Copy out each line of the material below that holds the string "граничное".

(Extracted data entries)
__________________________________________________
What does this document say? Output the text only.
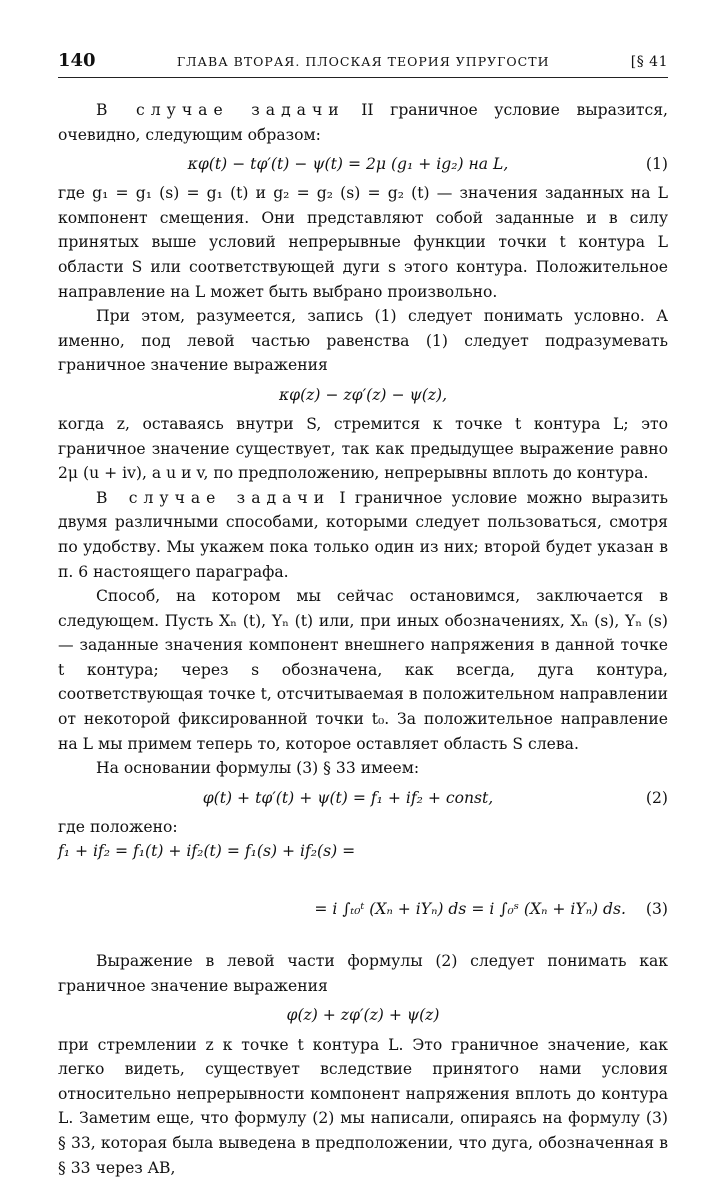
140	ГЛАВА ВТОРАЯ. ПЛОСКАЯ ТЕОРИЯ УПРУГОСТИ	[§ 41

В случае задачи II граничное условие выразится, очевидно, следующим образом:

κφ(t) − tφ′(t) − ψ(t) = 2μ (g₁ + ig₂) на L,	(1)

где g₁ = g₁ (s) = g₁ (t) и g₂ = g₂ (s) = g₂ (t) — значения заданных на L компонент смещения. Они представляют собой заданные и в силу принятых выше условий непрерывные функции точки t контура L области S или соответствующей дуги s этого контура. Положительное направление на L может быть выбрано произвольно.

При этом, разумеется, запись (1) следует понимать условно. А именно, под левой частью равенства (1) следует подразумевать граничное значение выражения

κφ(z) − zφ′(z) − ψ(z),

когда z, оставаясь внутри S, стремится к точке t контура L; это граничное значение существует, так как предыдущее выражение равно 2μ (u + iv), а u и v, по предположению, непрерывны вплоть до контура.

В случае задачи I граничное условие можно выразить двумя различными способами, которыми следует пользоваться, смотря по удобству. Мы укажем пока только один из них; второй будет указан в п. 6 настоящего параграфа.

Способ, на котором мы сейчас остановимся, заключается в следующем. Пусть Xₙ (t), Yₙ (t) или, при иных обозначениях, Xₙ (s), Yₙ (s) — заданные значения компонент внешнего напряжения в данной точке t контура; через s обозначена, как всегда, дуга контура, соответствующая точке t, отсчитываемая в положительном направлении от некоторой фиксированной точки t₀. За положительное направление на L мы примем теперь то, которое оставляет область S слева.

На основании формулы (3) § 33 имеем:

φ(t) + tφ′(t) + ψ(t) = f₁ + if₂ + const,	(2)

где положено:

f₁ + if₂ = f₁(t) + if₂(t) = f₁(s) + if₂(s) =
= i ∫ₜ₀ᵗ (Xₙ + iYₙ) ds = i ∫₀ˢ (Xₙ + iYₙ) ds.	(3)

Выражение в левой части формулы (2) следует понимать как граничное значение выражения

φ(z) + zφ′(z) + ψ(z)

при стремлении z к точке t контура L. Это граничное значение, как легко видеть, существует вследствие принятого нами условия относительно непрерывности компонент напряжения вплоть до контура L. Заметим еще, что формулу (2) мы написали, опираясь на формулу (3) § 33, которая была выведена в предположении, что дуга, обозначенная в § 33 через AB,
__________________________________________________
- **TASK SOLUTION**
В случае задачи II граничное условие выразится, очевидно, следующим образом:
При этом, разумеется, запись (1) следует понимать условно. А именно, под левой частью равенства (1) следует подразумевать граничное значение выражения
когда z, оставаясь внутри S, стремится к точке t контура L; это граничное значение существует, так как предыдущее выражение равно 2μ (u + iv), а u и v, по предположению, непрерывны вплоть до контура.
В случае задачи I граничное условие можно выразить двумя различными способами, которыми следует пользоваться, смотря по удобству. Мы укажем пока только один из них; второй будет указан в п. 6 настоящего параграфа.
Выражение в левой части формулы (2) следует понимать как граничное значение выражения
при стремлении z к точке t контура L. Это граничное значение, как легко видеть, существует вследствие принятого нами условия относительно непрерывности компонент напряжения вплоть до контура L. Заметим еще, что формулу (2) мы написали, опираясь на формулу (3) § 33, которая была выведена в предположении, что дуга, обозначенная в § 33 через AB,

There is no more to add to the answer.